[BEGIN]
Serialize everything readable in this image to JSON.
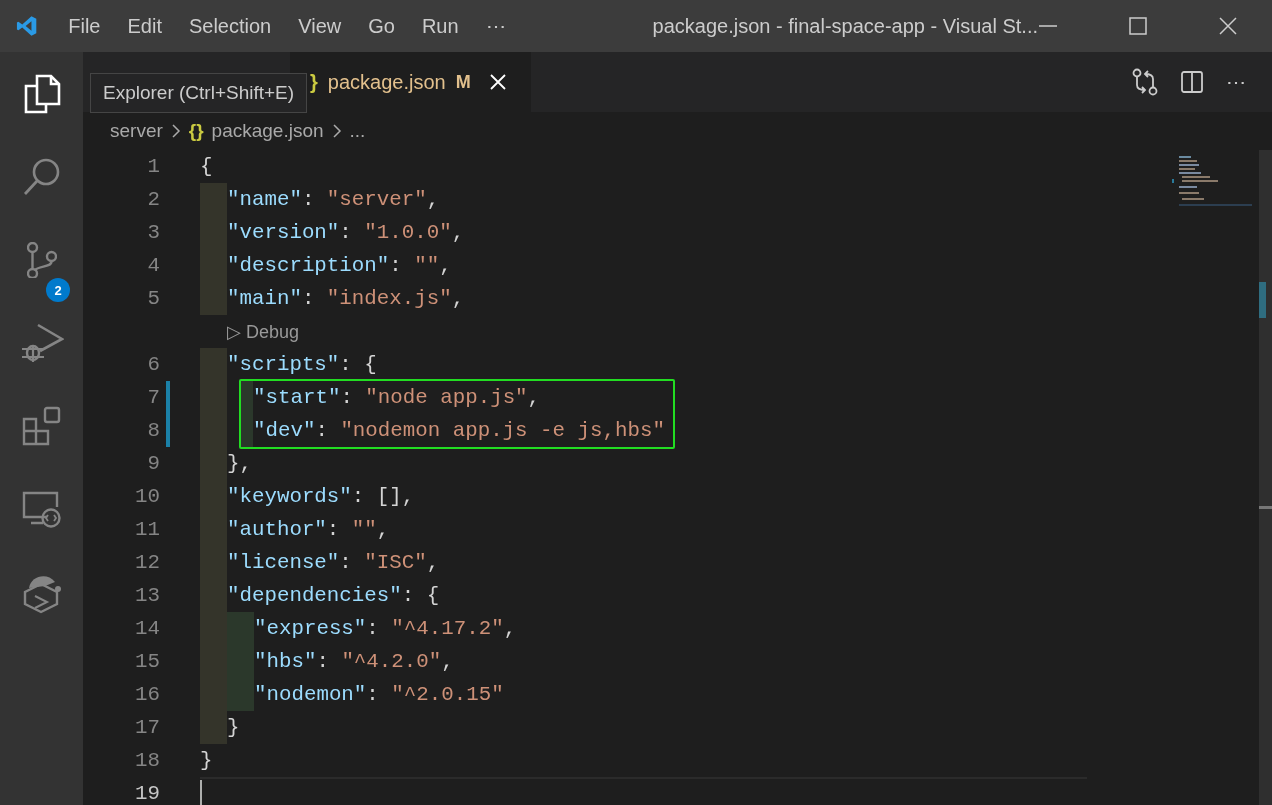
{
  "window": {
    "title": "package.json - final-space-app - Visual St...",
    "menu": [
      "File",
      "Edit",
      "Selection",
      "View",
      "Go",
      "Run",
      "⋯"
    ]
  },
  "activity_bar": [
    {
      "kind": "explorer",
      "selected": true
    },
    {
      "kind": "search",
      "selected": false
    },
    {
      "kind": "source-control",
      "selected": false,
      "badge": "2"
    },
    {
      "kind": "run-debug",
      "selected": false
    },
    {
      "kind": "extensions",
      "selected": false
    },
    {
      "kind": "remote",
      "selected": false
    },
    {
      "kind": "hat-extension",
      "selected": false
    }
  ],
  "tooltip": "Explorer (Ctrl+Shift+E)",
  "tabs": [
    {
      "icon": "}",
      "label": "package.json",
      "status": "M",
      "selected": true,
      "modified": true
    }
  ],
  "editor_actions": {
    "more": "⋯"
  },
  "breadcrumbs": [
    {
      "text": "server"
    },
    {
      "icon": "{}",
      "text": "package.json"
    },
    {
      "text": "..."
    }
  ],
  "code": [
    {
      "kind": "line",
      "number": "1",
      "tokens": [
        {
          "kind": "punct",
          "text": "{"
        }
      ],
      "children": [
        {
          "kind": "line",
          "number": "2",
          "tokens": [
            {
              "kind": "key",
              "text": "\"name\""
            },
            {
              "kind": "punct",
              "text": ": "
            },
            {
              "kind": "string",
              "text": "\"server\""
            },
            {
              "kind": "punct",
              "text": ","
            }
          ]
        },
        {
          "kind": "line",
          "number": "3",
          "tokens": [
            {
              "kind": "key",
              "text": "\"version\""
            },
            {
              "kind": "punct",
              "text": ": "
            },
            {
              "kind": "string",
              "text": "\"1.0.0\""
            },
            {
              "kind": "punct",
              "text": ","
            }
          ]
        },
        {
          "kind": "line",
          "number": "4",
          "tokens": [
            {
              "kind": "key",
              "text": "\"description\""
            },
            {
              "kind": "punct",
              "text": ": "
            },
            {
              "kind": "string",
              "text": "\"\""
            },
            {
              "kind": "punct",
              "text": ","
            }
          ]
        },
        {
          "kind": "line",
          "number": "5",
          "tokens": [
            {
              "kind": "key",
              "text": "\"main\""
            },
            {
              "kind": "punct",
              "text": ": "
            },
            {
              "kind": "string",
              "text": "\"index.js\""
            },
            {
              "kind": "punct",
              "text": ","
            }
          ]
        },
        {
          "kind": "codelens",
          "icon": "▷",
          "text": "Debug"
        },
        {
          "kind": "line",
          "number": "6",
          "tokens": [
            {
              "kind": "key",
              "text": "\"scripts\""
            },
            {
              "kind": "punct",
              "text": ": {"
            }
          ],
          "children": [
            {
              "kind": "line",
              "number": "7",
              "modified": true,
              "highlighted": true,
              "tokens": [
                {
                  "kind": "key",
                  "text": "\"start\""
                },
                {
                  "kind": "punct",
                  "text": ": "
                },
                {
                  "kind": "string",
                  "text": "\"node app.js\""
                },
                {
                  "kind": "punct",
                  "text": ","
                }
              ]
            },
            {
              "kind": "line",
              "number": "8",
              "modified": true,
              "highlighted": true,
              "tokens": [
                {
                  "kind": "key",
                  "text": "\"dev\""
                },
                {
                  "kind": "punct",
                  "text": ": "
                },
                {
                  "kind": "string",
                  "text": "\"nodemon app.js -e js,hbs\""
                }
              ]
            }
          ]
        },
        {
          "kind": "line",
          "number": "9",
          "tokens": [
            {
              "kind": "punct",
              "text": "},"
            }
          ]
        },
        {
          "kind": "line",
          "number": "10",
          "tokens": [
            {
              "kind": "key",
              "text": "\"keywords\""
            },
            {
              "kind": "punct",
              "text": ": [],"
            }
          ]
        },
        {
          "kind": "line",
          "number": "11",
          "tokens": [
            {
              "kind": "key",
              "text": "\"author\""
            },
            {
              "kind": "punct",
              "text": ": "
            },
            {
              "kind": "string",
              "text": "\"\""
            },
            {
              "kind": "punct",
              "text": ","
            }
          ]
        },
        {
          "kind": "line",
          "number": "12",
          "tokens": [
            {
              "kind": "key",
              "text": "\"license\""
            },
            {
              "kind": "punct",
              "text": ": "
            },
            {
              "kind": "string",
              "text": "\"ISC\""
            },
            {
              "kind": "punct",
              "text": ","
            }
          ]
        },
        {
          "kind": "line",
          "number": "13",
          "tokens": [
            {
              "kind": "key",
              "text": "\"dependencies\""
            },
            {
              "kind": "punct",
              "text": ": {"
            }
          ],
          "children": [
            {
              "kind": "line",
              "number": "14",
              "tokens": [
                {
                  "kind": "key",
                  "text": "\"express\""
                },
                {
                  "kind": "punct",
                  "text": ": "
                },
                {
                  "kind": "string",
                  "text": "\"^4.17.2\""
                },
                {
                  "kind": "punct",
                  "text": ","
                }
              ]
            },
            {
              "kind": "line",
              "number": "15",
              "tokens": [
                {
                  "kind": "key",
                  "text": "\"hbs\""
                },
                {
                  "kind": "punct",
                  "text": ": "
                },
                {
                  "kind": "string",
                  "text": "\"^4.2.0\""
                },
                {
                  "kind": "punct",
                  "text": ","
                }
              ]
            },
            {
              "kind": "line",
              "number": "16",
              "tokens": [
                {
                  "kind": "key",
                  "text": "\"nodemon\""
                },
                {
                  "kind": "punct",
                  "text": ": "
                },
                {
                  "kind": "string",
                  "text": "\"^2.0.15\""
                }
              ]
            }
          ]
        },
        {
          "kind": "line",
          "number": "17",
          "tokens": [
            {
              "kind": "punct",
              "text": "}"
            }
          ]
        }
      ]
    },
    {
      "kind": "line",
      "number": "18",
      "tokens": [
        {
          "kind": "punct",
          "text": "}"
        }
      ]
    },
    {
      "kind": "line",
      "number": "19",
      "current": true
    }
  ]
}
[END]
[BEGIN]
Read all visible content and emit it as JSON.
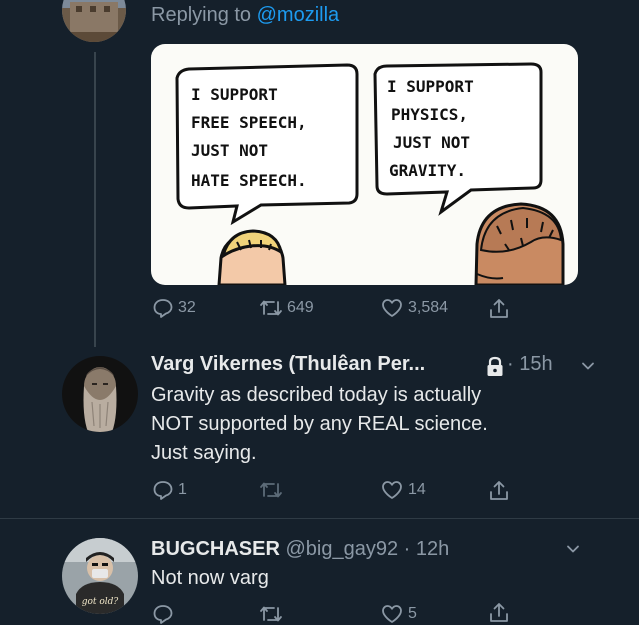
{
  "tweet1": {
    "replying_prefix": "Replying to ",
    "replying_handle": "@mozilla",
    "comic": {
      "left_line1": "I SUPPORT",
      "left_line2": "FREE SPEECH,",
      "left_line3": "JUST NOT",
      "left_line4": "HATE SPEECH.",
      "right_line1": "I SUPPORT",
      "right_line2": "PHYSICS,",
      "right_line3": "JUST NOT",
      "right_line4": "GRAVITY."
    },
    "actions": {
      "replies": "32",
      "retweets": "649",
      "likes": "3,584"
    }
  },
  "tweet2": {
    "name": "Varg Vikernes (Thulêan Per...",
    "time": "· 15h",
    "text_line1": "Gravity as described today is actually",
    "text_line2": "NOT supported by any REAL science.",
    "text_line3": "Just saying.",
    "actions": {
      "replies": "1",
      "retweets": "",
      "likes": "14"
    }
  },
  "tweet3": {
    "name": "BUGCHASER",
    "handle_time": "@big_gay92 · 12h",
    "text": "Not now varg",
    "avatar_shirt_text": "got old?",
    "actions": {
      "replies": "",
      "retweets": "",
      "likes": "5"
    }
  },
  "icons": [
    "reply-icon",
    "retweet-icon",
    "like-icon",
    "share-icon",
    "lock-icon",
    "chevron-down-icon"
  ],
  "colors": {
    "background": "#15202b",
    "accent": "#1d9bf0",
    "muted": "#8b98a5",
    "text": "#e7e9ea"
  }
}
[END]
**STATED TASK**
Filter the records, keeping only lines that contain "SPEECH", and show those lines.

**TASK ANSWER**
      "left_line2": "FREE SPEECH,",
      "left_line4": "HATE SPEECH.",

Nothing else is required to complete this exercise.